Each entry should be quoted word for word, including every mark of punctuation.

◆ ◆ ◆ ◆

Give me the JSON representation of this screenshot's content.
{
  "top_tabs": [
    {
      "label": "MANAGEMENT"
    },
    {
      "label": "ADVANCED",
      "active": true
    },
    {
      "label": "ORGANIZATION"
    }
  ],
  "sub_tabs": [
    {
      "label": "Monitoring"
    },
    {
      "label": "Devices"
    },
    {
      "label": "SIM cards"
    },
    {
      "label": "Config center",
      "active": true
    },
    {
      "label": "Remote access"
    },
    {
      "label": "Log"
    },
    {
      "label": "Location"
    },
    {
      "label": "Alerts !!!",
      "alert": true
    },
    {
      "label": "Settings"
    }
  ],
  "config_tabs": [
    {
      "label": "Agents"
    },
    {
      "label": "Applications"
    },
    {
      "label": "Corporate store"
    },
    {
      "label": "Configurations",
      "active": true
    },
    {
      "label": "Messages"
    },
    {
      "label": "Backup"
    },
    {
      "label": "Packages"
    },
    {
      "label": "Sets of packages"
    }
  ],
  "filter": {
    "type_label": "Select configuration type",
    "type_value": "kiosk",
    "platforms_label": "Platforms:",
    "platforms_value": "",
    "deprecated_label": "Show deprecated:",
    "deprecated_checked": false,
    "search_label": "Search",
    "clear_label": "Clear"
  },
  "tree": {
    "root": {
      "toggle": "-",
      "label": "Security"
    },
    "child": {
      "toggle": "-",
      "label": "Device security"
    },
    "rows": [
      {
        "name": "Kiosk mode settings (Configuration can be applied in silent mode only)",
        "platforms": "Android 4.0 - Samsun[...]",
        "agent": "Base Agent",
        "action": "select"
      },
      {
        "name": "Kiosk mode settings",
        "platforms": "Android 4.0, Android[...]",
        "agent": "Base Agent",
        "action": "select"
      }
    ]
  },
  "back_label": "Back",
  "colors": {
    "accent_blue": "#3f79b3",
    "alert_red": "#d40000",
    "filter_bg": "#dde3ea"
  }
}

◆ ◆ ◆ ◆

**CORRECT RESULT**
Give me the JSON representation of this screenshot's content.
{
  "top_tabs": [
    {
      "label": "MANAGEMENT"
    },
    {
      "label": "ADVANCED",
      "active": true
    },
    {
      "label": "ORGANIZATION"
    }
  ],
  "sub_tabs": [
    {
      "label": "Monitoring"
    },
    {
      "label": "Devices"
    },
    {
      "label": "SIM cards"
    },
    {
      "label": "Config center",
      "active": true
    },
    {
      "label": "Remote access"
    },
    {
      "label": "Log"
    },
    {
      "label": "Location"
    },
    {
      "label": "Alerts !!!",
      "alert": true
    },
    {
      "label": "Settings"
    }
  ],
  "config_tabs": [
    {
      "label": "Agents"
    },
    {
      "label": "Applications"
    },
    {
      "label": "Corporate store"
    },
    {
      "label": "Configurations",
      "active": true
    },
    {
      "label": "Messages"
    },
    {
      "label": "Backup"
    },
    {
      "label": "Packages"
    },
    {
      "label": "Sets of packages"
    }
  ],
  "filter": {
    "type_label": "Select configuration type",
    "type_value": "kiosk",
    "platforms_label": "Platforms:",
    "platforms_value": "",
    "deprecated_label": "Show deprecated:",
    "deprecated_checked": false,
    "search_label": "Search",
    "clear_label": "Clear"
  },
  "tree": {
    "root": {
      "toggle": "-",
      "label": "Security"
    },
    "child": {
      "toggle": "-",
      "label": "Device security"
    },
    "rows": [
      {
        "name": "Kiosk mode settings (Configuration can be applied in silent mode only)",
        "platforms": "Android 4.0 - Samsun[...]",
        "agent": "Base Agent",
        "action": "select"
      },
      {
        "name": "Kiosk mode settings",
        "platforms": "Android 4.0, Android[...]",
        "agent": "Base Agent",
        "action": "select"
      }
    ]
  },
  "back_label": "Back",
  "colors": {
    "accent_blue": "#3f79b3",
    "alert_red": "#d40000",
    "filter_bg": "#dde3ea"
  }
}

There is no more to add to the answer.